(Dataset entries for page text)
________________________________________

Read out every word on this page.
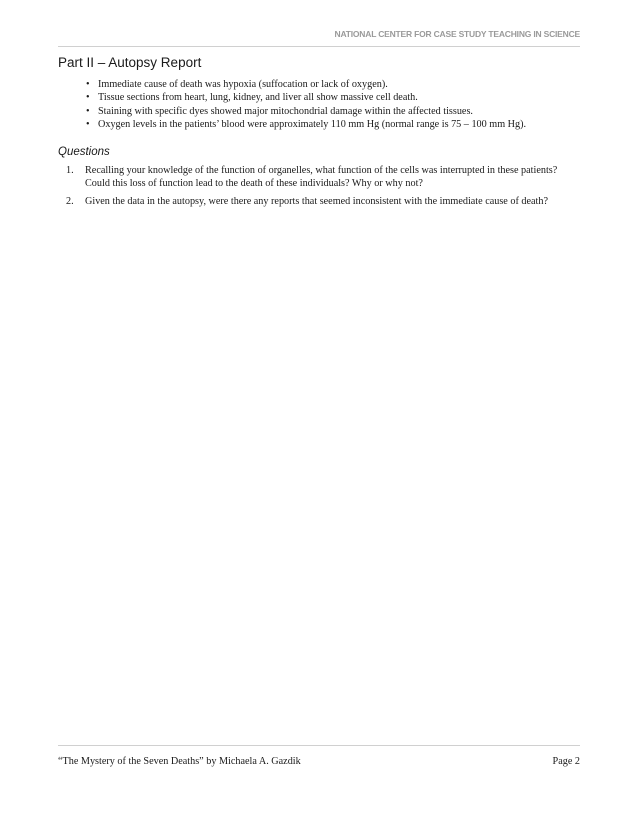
NATIONAL CENTER FOR CASE STUDY TEACHING IN SCIENCE
Part II – Autopsy Report
• Immediate cause of death was hypoxia (suffocation or lack of oxygen).
• Tissue sections from heart, lung, kidney, and liver all show massive cell death.
• Staining with specific dyes showed major mitochondrial damage within the affected tissues.
• Oxygen levels in the patients’ blood were approximately 110 mm Hg (normal range is 75 – 100 mm Hg).
Questions
1. Recalling your knowledge of the function of organelles, what function of the cells was interrupted in these patients? Could this loss of function lead to the death of these individuals? Why or why not?
2. Given the data in the autopsy, were there any reports that seemed inconsistent with the immediate cause of death?
“The Mystery of the Seven Deaths” by Michaela A. Gazdik	Page 2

________________________________________

* [DIRECTIONS] Among the lines above, which ones hold the string "with"? Show them.

* [OUTPUT BELOW]
• Staining with specific dyes showed major mitochondrial damage within the affected tissues.
2. Given the data in the autopsy, were there any reports that seemed inconsistent with the immediate cause of death?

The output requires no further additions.